Task prompt
Examine the records and identify each line that includes the string "name". Copy those lines.
= = = =
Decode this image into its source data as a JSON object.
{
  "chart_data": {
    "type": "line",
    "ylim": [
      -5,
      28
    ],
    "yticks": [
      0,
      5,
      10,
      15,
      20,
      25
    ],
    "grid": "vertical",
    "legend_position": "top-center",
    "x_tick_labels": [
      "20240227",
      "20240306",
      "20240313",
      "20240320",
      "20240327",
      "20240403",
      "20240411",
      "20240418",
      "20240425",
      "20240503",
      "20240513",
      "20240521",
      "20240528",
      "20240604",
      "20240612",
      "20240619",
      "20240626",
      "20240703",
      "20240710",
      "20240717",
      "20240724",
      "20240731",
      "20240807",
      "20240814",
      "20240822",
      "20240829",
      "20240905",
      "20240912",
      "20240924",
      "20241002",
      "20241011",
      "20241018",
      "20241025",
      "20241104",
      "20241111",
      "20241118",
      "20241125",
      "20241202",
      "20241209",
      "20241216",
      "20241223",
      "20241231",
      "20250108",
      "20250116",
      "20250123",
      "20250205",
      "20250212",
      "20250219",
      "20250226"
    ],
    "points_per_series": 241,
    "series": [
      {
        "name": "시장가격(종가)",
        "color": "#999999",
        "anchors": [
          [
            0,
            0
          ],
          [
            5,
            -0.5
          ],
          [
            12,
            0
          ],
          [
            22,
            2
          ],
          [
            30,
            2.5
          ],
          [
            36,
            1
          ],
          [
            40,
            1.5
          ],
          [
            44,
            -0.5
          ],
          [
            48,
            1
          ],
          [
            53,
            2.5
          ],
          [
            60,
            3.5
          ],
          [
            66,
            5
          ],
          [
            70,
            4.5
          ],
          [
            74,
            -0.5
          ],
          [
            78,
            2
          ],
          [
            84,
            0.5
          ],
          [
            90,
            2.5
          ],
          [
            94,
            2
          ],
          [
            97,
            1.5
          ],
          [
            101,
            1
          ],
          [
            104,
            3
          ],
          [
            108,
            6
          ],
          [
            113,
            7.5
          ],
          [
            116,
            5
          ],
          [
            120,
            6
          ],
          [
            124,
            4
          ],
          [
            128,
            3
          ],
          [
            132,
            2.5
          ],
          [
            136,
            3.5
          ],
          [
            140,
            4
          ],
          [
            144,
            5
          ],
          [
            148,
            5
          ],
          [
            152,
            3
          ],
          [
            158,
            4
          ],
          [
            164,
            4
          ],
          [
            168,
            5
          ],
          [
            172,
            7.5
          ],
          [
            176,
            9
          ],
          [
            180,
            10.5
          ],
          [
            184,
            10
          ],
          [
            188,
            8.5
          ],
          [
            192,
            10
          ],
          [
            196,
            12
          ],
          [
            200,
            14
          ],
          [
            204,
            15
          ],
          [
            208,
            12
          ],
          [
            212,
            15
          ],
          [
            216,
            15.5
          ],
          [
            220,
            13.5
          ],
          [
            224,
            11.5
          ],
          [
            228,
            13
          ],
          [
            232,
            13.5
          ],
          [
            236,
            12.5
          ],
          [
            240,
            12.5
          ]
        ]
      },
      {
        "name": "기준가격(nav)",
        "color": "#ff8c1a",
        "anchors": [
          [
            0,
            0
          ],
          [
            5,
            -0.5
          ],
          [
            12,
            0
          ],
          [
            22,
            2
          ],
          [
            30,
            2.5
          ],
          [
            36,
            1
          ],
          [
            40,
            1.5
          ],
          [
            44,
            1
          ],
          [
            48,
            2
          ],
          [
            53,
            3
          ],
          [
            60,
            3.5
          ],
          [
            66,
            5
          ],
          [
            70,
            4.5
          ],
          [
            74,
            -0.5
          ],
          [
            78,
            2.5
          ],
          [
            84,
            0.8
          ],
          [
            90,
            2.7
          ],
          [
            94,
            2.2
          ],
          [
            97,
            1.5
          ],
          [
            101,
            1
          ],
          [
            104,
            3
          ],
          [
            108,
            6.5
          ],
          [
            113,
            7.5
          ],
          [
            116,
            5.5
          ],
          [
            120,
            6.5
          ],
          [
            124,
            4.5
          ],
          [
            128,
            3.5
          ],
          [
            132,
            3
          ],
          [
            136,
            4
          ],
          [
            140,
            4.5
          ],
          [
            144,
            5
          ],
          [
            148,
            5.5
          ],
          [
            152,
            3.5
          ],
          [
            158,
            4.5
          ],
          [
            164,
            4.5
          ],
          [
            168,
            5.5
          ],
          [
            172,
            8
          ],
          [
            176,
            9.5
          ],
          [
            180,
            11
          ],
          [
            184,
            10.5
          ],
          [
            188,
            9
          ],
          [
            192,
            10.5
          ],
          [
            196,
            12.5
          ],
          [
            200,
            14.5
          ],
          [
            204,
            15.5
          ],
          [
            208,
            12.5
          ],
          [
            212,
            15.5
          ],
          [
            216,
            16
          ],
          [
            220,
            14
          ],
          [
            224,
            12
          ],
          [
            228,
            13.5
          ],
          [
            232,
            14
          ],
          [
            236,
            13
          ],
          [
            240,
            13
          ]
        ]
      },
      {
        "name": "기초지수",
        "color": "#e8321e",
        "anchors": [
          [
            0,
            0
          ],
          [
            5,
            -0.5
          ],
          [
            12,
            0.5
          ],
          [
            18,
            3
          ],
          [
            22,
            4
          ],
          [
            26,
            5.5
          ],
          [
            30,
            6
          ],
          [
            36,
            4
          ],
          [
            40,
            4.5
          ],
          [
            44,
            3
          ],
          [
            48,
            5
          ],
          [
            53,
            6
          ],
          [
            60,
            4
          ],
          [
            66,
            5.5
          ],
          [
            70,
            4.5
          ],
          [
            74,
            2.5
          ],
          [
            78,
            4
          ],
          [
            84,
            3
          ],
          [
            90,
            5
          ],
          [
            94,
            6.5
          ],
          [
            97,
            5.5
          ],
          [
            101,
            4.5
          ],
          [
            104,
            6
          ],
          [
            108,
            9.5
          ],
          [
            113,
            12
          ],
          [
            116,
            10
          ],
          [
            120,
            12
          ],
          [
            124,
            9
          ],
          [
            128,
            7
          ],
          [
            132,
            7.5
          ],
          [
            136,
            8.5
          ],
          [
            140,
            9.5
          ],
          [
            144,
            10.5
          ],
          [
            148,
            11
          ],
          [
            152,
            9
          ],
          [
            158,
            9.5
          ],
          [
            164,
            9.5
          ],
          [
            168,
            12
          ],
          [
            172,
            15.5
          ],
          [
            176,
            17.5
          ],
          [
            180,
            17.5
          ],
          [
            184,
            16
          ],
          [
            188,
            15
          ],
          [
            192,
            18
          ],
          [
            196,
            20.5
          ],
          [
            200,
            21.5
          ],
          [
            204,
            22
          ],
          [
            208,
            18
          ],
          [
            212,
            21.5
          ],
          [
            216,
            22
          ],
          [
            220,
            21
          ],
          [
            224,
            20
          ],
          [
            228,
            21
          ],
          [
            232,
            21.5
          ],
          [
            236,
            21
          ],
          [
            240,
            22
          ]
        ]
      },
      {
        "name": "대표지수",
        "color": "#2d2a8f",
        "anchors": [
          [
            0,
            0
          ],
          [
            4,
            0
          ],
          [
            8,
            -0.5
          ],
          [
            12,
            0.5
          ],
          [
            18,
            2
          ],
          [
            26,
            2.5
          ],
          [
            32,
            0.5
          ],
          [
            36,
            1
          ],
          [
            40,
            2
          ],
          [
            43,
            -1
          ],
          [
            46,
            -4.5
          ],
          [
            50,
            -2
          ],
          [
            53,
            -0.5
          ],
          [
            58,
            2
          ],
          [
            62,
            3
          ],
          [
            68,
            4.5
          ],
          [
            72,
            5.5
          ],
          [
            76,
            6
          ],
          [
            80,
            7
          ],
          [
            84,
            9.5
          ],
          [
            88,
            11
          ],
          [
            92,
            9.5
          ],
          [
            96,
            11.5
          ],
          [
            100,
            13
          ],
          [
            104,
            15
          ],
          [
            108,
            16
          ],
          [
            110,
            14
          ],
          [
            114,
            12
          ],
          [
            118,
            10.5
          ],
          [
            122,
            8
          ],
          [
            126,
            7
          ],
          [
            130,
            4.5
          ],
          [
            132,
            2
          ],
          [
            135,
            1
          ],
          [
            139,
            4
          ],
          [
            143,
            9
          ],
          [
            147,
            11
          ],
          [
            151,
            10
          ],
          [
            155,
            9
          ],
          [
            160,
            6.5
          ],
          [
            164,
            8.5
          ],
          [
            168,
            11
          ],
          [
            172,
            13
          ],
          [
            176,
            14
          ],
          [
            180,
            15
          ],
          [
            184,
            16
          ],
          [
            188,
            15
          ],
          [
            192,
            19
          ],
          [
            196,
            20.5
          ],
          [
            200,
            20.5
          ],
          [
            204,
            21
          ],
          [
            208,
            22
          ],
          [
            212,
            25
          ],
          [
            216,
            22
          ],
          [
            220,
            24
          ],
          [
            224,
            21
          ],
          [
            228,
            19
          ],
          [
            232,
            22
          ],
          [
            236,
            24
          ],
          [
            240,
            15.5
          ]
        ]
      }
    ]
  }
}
= = = =
Expected answer
        "name": "시장가격(종가)",
        "name": "기준가격(nav)",
        "name": "기초지수",
        "name": "대표지수",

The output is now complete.